Passage shown section start
AstraZeneca has started a phase 1 clinical trial of its two-antibody cocktail against COVID-19. The 48-subject trial is set to deliver data later this year and set AstraZeneca up to evaluate the protective and therapeutic effect of the drug in larger phase 2 and 3 studies.
In the trial, AstraZeneca will test multiple intramuscular and intravenous doses of the drug, AZD7442, and a placebo in healthy adults. The trial is primarily designed to gather safety data. Subjects will stay at the clinical research unit for at least 24 hours after receiving AZD7442 and continue to be tracked for about one year after they are discharged.
AstraZeneca will share data from the trial well before the end of the follow-up period. As it stands, AstraZeneca expects to share data before the end of the year. The readout will inform AstraZeneca’s plans for phase 2 and 3 development of AZD7442.
Passage shown section end
Retype the passage on AstraZeneca's antibody trial, starting with "In the trial, AstraZeneca" and going on through "development of AZD7442.".
Information given section start
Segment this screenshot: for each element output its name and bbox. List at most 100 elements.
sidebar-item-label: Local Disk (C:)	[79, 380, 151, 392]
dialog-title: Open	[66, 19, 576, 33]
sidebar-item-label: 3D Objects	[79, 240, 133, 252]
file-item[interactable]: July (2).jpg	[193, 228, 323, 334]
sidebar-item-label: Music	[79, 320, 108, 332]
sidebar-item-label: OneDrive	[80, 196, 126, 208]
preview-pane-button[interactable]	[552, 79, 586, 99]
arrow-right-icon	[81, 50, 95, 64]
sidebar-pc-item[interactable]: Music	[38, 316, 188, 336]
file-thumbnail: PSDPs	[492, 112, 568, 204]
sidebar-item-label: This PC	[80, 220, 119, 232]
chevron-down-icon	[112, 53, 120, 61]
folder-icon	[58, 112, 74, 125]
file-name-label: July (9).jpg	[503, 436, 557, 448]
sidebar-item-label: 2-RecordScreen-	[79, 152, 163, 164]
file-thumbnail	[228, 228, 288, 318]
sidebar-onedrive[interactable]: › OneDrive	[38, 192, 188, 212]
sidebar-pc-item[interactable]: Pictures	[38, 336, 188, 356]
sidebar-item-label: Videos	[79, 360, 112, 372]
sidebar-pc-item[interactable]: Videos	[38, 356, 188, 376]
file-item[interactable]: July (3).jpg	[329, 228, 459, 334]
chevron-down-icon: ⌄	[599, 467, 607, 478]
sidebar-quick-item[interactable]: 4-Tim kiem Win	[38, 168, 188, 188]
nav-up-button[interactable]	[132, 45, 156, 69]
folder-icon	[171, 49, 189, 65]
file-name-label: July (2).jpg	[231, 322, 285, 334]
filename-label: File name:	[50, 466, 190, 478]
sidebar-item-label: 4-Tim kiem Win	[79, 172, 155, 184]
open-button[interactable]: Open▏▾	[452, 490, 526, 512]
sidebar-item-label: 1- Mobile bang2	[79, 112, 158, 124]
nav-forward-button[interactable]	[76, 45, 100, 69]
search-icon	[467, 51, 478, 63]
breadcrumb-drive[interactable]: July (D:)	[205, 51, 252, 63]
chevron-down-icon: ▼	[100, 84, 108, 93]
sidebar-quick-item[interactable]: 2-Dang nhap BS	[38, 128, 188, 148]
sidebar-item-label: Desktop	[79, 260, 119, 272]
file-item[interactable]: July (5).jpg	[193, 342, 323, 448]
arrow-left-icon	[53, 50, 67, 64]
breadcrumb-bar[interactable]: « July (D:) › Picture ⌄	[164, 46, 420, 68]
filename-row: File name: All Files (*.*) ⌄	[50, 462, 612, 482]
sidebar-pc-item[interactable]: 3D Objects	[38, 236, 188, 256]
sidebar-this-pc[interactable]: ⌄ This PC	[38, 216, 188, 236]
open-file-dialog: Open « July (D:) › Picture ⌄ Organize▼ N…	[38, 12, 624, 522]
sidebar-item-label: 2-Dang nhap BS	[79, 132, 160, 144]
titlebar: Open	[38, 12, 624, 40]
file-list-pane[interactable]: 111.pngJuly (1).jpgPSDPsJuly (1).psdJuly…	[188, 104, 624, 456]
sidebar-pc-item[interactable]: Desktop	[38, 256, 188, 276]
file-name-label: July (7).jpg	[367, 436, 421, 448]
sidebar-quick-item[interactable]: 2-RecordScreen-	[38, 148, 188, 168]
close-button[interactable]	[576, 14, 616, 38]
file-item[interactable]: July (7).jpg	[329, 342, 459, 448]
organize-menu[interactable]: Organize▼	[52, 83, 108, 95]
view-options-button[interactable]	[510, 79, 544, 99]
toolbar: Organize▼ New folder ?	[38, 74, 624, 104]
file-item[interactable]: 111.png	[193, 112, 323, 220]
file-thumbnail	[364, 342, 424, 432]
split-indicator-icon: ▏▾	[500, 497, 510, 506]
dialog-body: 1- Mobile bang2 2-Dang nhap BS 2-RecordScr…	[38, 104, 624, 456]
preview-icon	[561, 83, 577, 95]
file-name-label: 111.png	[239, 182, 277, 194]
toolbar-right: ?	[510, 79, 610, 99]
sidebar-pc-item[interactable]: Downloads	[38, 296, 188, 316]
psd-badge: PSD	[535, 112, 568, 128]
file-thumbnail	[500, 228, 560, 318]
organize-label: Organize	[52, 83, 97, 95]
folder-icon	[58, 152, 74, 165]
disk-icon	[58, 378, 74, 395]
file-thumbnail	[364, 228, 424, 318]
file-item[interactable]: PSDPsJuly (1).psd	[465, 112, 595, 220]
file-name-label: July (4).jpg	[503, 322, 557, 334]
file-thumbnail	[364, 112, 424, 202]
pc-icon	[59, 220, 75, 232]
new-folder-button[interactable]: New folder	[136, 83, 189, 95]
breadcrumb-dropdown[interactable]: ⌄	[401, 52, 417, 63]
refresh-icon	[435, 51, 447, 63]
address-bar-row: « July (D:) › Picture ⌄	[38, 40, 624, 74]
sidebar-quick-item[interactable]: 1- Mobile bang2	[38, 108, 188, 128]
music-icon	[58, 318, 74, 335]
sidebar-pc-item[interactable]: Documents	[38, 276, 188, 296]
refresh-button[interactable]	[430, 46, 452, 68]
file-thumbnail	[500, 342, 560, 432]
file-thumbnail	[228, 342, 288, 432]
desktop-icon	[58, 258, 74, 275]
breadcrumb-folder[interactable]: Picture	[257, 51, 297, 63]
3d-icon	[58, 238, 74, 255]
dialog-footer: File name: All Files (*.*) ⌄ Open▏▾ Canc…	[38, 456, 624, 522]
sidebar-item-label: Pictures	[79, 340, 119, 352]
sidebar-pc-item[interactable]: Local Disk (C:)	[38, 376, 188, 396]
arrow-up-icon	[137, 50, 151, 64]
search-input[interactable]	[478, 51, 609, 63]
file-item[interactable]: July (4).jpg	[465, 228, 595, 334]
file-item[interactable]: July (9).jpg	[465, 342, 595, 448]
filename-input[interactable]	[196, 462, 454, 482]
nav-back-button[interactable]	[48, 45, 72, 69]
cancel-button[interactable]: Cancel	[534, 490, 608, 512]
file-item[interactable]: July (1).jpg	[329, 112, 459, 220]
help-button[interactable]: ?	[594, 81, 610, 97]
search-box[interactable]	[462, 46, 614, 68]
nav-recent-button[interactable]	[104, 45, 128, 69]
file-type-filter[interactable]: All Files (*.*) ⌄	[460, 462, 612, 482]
Information given section end
■ **Answer for the task**:
In the trial, AstraZeneca will test multiple intramuscular and intravenous doses of the drug, AZD7442, and a placebo in healthy adults. The trial is primarily designed to gather safety data. Subjects will stay at the clinical research unit for at least 24 hours after receiving AZD7442 and continue to be tracked for about one year after they are discharged.
AstraZeneca will share data from the trial well before the end of the follow-up period. As it stands, AstraZeneca expects to share data before the end of the year. The readout will inform AstraZeneca’s plans for phase 2 and 3 development of AZD7442.